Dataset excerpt
---------------

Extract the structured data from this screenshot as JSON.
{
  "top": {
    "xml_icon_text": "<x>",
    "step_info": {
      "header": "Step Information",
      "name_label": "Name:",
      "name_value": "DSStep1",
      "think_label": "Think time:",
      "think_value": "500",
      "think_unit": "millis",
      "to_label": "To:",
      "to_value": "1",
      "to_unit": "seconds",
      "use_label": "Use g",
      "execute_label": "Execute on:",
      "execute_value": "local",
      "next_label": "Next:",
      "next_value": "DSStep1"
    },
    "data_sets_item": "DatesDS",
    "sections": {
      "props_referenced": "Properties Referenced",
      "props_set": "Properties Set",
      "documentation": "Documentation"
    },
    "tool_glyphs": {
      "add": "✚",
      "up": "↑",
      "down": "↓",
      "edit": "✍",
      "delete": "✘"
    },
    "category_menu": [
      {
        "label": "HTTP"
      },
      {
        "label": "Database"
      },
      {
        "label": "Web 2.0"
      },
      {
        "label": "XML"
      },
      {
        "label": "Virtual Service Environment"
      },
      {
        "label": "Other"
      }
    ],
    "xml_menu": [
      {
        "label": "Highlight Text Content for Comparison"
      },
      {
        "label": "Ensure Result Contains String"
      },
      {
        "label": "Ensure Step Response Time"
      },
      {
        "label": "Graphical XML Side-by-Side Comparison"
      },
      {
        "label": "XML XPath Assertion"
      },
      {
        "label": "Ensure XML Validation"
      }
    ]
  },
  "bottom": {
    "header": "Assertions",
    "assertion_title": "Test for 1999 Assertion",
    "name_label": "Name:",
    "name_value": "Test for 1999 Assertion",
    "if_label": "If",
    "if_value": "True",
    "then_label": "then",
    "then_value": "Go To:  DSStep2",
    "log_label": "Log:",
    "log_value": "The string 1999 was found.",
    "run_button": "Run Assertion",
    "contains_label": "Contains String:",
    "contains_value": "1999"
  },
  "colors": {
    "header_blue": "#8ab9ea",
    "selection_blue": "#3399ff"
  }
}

---------------

(WRITTEN EXERCISE):
Please set down all the data word for word.

(TASK ANSWER):
Extract the structured data from this screenshot as JSON.
{
  "top": {
    "xml_icon_text": "<x>",
    "step_info": {
      "header": "Step Information",
      "name_label": "Name:",
      "name_value": "DSStep1",
      "think_label": "Think time:",
      "think_value": "500",
      "think_unit": "millis",
      "to_label": "To:",
      "to_value": "1",
      "to_unit": "seconds",
      "use_label": "Use g",
      "execute_label": "Execute on:",
      "execute_value": "local",
      "next_label": "Next:",
      "next_value": "DSStep1"
    },
    "data_sets_item": "DatesDS",
    "sections": {
      "props_referenced": "Properties Referenced",
      "props_set": "Properties Set",
      "documentation": "Documentation"
    },
    "tool_glyphs": {
      "add": "✚",
      "up": "↑",
      "down": "↓",
      "edit": "✍",
      "delete": "✘"
    },
    "category_menu": [
      {
        "label": "HTTP"
      },
      {
        "label": "Database"
      },
      {
        "label": "Web 2.0"
      },
      {
        "label": "XML"
      },
      {
        "label": "Virtual Service Environment"
      },
      {
        "label": "Other"
      }
    ],
    "xml_menu": [
      {
        "label": "Highlight Text Content for Comparison"
      },
      {
        "label": "Ensure Result Contains String"
      },
      {
        "label": "Ensure Step Response Time"
      },
      {
        "label": "Graphical XML Side-by-Side Comparison"
      },
      {
        "label": "XML XPath Assertion"
      },
      {
        "label": "Ensure XML Validation"
      }
    ]
  },
  "bottom": {
    "header": "Assertions",
    "assertion_title": "Test for 1999 Assertion",
    "name_label": "Name:",
    "name_value": "Test for 1999 Assertion",
    "if_label": "If",
    "if_value": "True",
    "then_label": "then",
    "then_value": "Go To:  DSStep2",
    "log_label": "Log:",
    "log_value": "The string 1999 was found.",
    "run_button": "Run Assertion",
    "contains_label": "Contains String:",
    "contains_value": "1999"
  },
  "colors": {
    "header_blue": "#8ab9ea",
    "selection_blue": "#3399ff"
  }
}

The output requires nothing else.